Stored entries
* * * * *
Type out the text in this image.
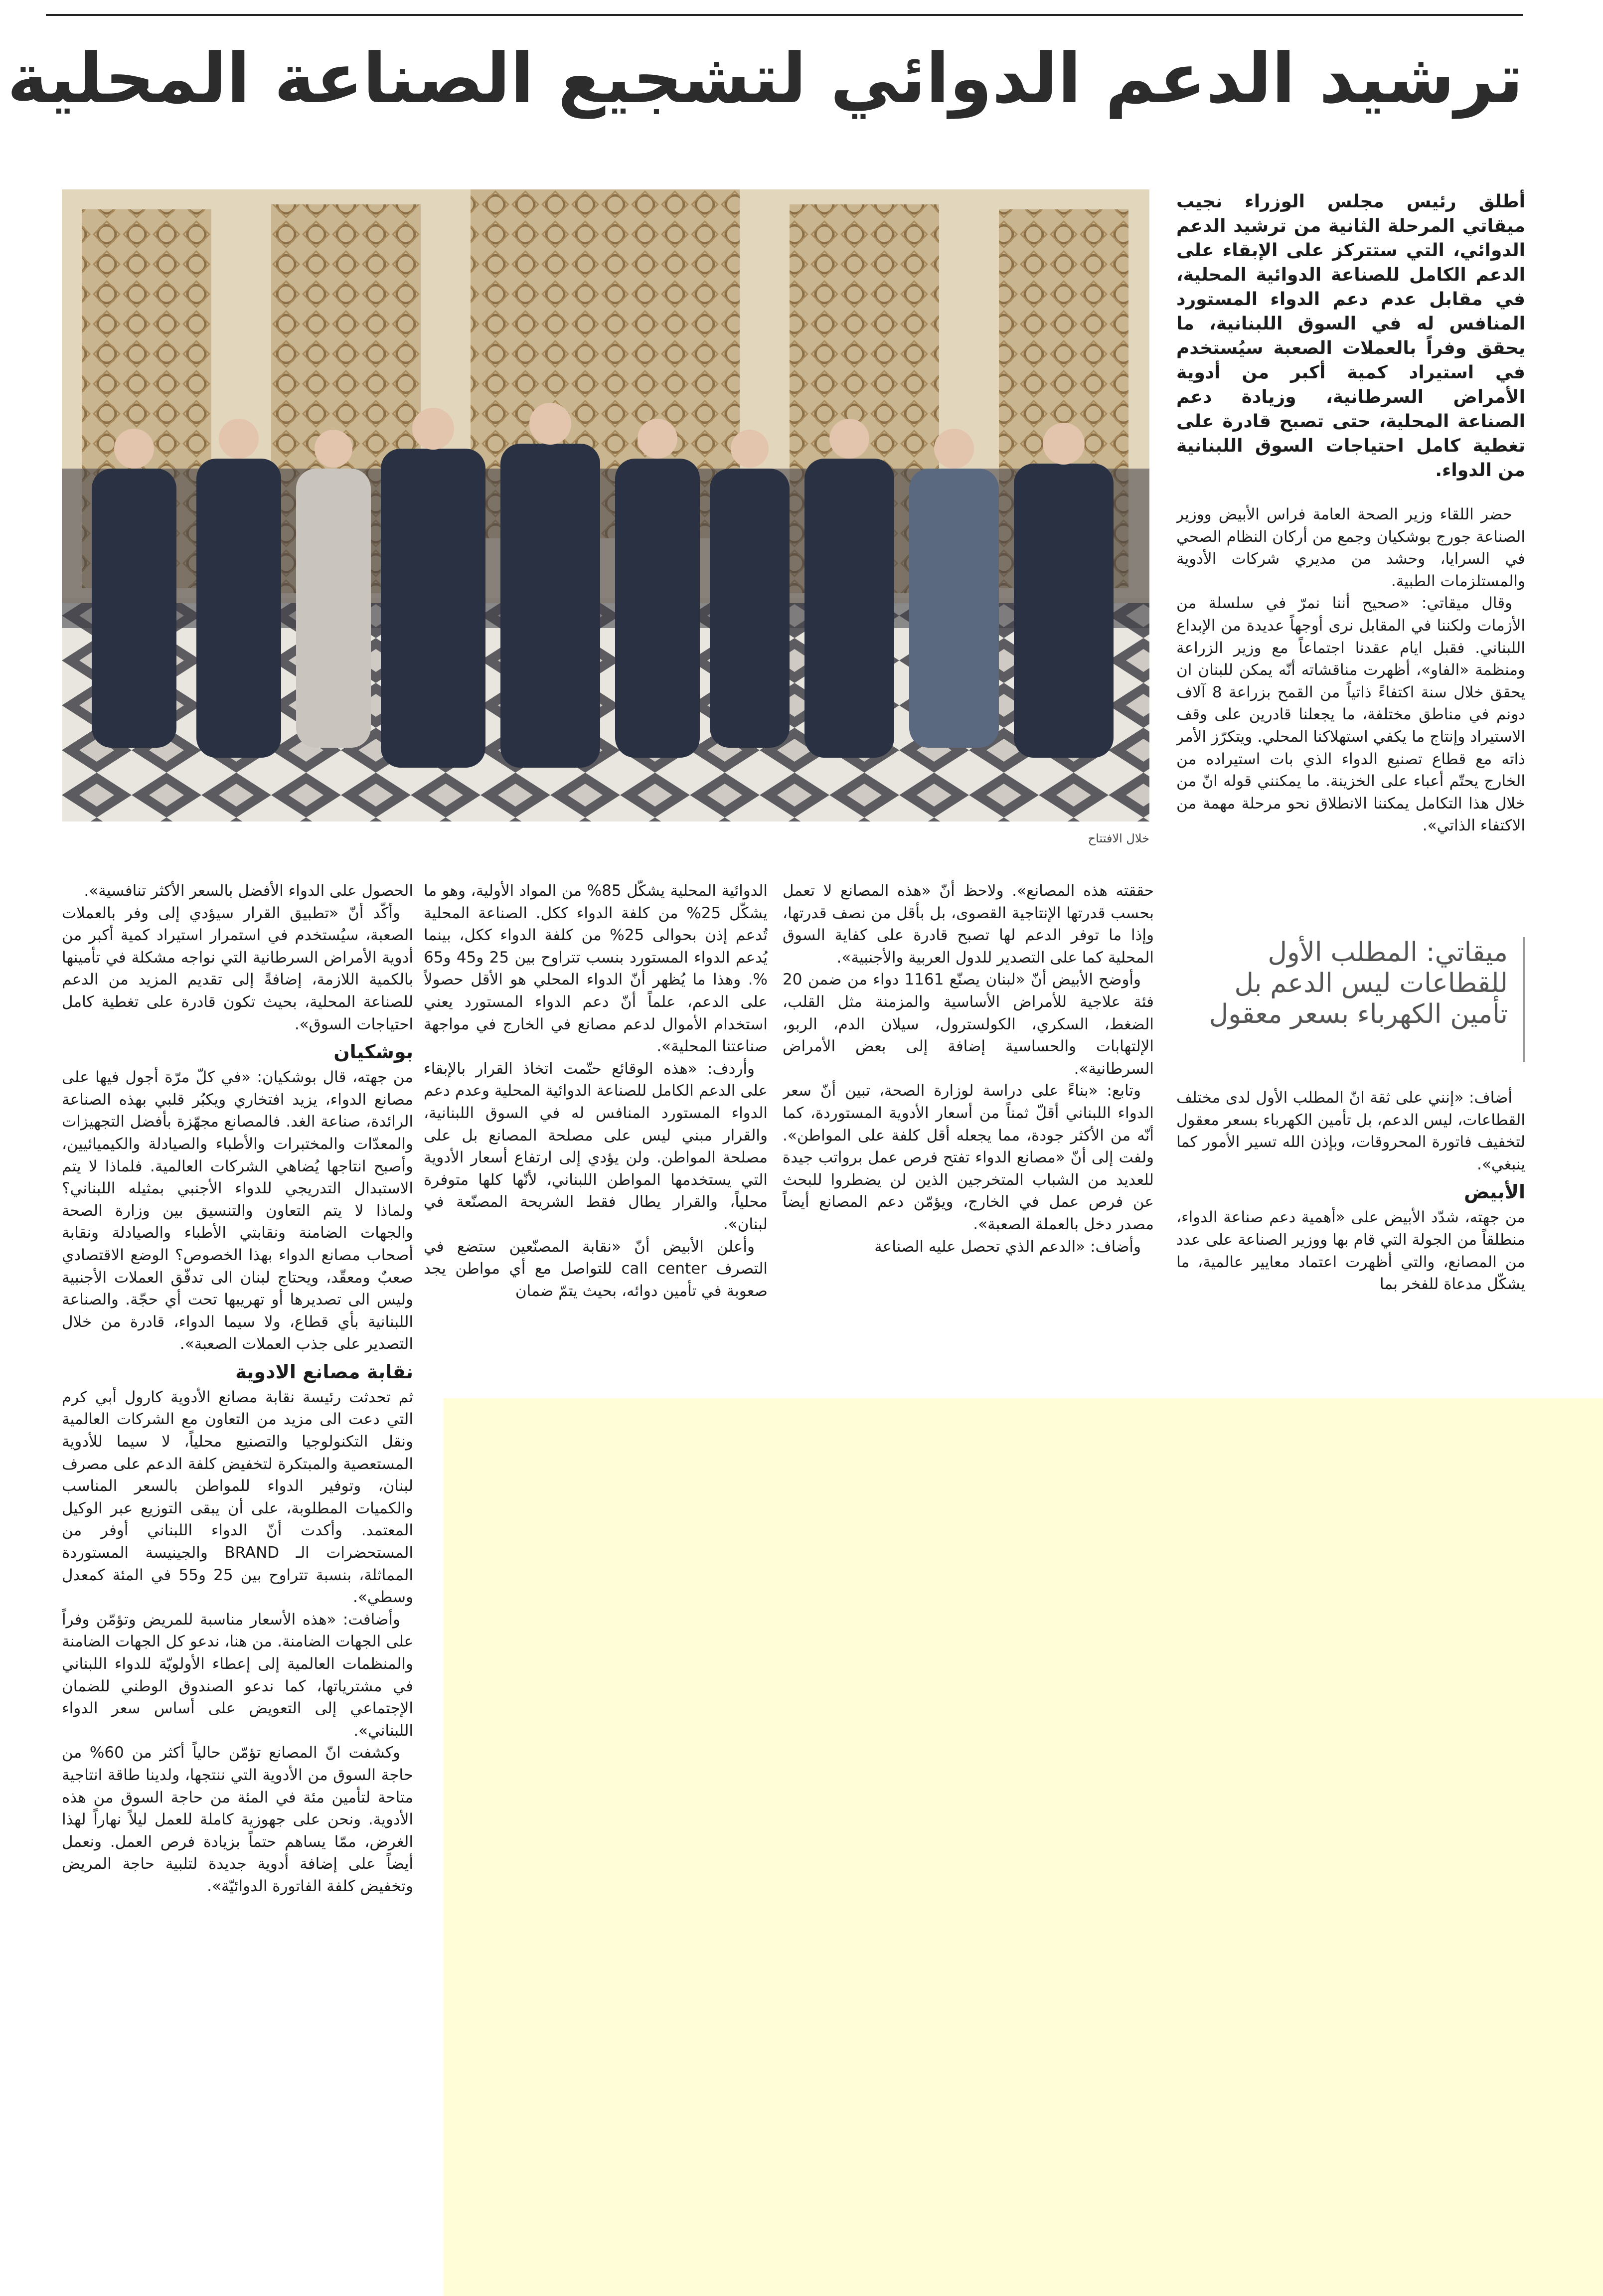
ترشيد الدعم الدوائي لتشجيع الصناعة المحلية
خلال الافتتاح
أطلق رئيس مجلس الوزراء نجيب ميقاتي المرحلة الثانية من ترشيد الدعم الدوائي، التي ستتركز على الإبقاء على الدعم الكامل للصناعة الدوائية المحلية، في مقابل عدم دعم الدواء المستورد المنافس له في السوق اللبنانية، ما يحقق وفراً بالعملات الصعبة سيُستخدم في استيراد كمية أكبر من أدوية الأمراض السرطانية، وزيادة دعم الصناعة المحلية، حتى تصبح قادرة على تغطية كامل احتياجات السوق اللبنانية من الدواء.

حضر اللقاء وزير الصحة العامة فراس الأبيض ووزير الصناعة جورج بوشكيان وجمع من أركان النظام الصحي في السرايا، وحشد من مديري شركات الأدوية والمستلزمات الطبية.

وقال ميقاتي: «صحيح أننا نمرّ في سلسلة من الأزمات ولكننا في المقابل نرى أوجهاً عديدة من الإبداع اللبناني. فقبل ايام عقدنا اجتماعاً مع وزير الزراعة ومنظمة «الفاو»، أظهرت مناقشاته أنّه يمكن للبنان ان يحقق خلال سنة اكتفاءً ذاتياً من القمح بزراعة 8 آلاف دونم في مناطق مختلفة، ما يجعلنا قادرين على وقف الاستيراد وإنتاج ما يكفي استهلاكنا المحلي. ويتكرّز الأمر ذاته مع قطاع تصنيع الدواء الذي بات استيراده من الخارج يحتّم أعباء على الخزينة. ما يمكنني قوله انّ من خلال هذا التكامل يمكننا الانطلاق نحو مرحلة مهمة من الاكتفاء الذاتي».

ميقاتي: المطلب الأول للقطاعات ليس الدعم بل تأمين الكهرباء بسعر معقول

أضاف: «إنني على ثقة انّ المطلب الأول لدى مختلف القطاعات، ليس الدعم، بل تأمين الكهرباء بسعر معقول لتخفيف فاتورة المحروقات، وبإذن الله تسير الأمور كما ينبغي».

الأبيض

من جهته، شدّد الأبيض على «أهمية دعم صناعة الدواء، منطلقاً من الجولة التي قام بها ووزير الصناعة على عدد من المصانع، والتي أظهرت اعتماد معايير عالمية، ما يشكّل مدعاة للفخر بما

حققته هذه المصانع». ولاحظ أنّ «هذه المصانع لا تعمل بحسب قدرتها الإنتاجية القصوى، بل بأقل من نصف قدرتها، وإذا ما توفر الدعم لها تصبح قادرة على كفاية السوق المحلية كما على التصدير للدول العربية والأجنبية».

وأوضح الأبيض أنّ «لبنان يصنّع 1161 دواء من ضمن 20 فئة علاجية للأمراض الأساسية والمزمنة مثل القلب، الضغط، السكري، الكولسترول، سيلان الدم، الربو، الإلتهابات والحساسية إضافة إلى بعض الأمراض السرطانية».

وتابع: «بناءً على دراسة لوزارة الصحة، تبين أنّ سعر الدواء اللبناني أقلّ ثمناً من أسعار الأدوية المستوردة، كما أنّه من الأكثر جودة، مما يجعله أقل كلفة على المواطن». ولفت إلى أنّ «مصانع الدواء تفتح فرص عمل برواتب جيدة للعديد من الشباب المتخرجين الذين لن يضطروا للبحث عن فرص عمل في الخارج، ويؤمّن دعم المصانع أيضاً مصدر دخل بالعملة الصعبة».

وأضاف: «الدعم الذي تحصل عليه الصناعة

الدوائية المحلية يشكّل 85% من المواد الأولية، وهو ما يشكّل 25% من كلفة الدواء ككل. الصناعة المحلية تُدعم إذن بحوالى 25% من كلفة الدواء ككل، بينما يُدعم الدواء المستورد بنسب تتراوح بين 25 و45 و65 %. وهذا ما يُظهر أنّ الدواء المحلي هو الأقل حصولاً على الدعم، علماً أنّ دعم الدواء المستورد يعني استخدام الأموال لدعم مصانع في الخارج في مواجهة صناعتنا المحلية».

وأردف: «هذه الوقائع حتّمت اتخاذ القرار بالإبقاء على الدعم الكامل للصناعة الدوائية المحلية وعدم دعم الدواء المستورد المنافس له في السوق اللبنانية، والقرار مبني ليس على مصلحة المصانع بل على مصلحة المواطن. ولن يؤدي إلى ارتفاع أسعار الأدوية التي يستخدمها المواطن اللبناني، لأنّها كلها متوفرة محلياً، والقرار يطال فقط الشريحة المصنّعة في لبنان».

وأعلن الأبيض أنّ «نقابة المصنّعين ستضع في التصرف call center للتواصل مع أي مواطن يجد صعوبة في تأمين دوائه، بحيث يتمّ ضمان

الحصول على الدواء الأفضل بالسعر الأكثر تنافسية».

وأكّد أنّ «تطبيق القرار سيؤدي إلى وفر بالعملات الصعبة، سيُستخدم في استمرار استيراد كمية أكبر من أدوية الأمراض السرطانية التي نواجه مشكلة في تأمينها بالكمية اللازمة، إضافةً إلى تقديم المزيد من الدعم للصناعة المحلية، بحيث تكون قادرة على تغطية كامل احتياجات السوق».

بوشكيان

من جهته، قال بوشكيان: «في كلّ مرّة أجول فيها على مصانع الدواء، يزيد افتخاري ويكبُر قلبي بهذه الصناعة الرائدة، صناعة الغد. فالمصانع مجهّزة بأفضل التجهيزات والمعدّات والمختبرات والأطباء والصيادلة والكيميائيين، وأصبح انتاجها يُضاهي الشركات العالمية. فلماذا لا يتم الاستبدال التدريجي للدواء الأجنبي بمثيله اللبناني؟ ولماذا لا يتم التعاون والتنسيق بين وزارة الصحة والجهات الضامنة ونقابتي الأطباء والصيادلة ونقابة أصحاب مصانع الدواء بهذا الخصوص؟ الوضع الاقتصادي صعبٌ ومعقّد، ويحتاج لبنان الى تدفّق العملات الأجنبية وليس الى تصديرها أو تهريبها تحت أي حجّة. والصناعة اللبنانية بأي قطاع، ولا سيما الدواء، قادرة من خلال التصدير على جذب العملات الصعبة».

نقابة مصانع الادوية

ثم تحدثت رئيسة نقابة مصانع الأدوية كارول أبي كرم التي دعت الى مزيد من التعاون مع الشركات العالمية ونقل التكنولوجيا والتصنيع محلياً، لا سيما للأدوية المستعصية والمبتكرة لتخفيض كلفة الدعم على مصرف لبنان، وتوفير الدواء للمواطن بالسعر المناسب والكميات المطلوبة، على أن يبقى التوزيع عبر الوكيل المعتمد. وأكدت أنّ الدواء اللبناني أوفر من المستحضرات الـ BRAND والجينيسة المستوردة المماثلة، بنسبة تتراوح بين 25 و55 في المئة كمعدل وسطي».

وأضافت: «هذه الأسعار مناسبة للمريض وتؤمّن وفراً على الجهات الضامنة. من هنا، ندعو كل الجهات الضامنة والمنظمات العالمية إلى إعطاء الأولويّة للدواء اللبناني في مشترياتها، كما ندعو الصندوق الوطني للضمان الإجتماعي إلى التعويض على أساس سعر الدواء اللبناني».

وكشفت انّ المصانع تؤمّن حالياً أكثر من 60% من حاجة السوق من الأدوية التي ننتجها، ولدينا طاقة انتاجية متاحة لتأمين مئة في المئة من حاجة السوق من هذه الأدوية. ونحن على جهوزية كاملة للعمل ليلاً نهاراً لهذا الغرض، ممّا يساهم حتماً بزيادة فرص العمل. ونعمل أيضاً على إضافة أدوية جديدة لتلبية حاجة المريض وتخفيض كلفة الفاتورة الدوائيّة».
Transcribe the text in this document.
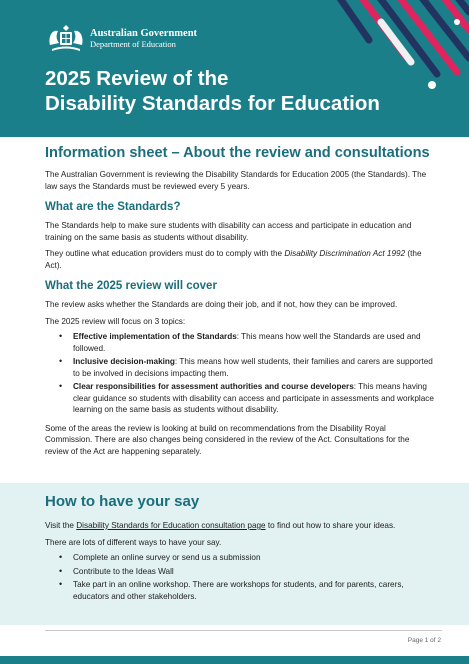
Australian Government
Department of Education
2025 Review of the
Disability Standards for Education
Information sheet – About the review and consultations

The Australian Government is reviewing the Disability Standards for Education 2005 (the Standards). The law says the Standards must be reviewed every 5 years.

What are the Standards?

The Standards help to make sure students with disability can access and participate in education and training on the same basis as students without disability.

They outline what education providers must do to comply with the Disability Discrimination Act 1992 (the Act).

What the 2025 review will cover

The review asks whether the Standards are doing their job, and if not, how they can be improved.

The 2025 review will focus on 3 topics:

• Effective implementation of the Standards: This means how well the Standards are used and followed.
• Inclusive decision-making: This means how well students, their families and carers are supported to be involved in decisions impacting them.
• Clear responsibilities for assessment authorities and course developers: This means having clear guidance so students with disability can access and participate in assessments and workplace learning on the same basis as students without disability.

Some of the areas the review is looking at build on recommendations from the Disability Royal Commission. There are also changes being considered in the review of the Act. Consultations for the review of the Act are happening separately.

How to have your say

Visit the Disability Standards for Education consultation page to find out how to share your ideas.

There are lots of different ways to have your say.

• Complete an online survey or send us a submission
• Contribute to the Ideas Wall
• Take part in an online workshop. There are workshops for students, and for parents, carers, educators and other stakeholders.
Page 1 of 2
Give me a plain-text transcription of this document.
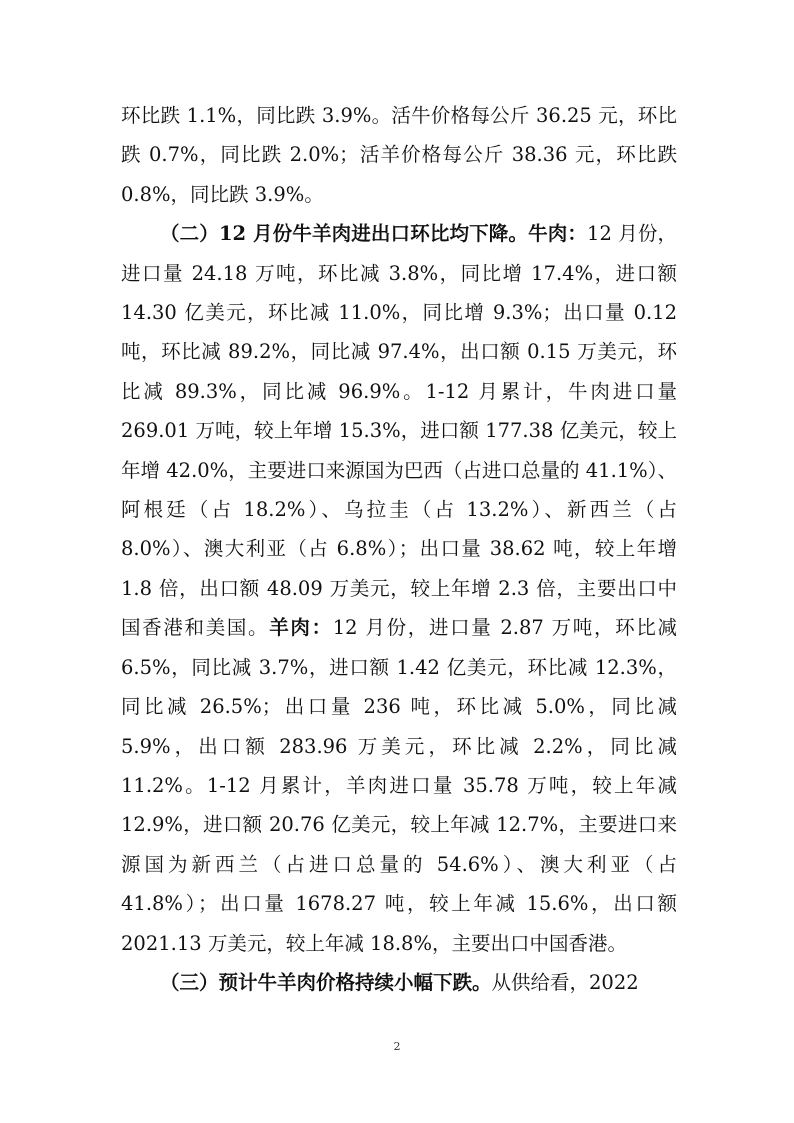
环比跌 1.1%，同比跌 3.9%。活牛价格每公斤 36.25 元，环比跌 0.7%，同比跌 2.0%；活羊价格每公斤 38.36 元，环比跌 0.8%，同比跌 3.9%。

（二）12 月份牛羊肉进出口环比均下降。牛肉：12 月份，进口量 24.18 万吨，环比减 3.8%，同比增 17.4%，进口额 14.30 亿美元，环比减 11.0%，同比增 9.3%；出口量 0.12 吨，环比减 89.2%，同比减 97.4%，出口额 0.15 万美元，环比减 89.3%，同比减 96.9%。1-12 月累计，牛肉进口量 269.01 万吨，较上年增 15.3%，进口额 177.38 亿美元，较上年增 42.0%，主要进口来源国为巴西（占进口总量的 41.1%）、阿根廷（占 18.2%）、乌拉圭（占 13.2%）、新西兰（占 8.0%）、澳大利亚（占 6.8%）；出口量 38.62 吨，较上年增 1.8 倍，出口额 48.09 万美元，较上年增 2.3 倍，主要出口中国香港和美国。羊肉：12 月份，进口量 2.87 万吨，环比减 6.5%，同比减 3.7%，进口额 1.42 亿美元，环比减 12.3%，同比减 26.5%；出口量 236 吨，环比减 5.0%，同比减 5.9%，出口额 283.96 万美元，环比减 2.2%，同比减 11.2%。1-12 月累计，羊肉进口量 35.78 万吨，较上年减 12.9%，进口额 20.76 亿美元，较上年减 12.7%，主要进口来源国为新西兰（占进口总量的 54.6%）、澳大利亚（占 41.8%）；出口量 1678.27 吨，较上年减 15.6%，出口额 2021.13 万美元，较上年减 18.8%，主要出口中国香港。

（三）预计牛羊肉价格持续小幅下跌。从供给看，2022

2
* * * * *
What needs to be done: Note how many lines in the material hold the word "must", and give that number with nothing added.

The solution: 2